Excerpt to read:
Content starts

WHO's Roll Back Malaria Board Not Facing Reality

Médecins Sans Frontières/Doctors Without Borders (MSF) calls on Roll Back Malaria to acknowledge that the global malaria strategy is badly faltering

March 31, 2005, Geneva/New York — Doctors Without Borders/Médecins Sans Frontières (MSF) is gravely disappointed that donor governments, WHO, UNICEF, and the Global Fund, who are meeting this week at the Roll Back Malaria Partnership board meeting, are refusing to admit that the global malaria strategy has hit a brick wall.

In April 2001, WHO issued recommendations that encouraged malaria endemic countries to move to more effective malaria medicines since the most virulent forms of malaria had become resistant to older drugs in the vast majority of countries using those drugs.

The bold new strategy was to switch from these failing treatments to artemisinin-based combination therapy, or ACT. Replacing older drugs with ACT will save the lives of children and adults that suffer from severe malaria. The WHO estimates that up to two million people die from malaria each year and that every thirty seconds a child dies of malaria in Africa.

On appearance, the move toward more effective malaria drugs seems to be a great success - more than fifty countries have decided to switch to ACT. But there is a slight complication.

Approximately nine of the 33 African countries that have decided to change have access to ACT and have actually started using these more effective malaria treatments.

So, in actual fact the vast majority of countries are continuing to use drugs that no longer work. People are continuing to die because the international community has failed to sufficiently roll out this new strategy.

Since 2003, MSF has been warning of impending drug shortages but the response has been a series of failures. In March 2004 all stakeholders agreed to work toward securing the market and UNICEF agreed to take the lead in organizing pre-purchase of drugs. But UNICEF has so far failed to act. The Global Fund also agreed to attempt to pool country orders but no action has been taken to date.

The problem is especially acute because of the failure of the Novartis/WHO 2001 agreement on supplying the drug Coartem. Although Novartis had agreed to "all reasonable efforts" to produce quantities according to WHO forecasts, they have failed to fulfill this commitment and instead are rationing extremely limited quantities.

All the UN-validated ACT suppliers - Cipla (India), IPCA (India), Sanofi (France), and Novartis (Switzerland) - have said that they require guaranteed orders before producing the large quantities of drugs needed by countries.

On April 1st, the underfunded, loosely defined Roll Back Malaria Partnership will consider a proposal to do competitive tenders for large quantities of ACTs. But they have not yet worked out where the money will come from. Donors have not yet responded.

Will the donors and Global Fund work out financing for pre-purchase of these desperately needed drugs, or will people with malaria continue to die from UNICEF/Global Fund inertia?

Content ends

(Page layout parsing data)

Content starts

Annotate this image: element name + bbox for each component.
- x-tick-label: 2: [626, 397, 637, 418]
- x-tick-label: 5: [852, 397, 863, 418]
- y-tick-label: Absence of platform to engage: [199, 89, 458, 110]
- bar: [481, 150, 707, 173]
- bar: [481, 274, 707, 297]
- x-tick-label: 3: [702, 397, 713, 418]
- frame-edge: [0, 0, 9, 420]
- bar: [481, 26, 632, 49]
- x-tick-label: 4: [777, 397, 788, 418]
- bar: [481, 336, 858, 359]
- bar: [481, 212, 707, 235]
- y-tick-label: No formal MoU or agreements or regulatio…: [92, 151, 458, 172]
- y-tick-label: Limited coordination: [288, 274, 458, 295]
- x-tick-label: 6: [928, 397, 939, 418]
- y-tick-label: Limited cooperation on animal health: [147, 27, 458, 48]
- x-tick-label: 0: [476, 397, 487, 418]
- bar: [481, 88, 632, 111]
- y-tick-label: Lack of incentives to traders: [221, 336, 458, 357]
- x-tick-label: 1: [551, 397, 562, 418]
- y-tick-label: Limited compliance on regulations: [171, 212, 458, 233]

Content ends

Goal of the exercise: Set down the passage of the malaria statement precisely as it reads, everything from "Since 2003, MSF" down to "taken to date.".

Exercise response:
Since 2003, MSF has been warning of impending drug shortages but the response has been a series of failures. In March 2004 all stakeholders agreed to work toward securing the market and UNICEF agreed to take the lead in organizing pre-purchase of drugs. But UNICEF has so far failed to act. The Global Fund also agreed to attempt to pool country orders but no action has been taken to date.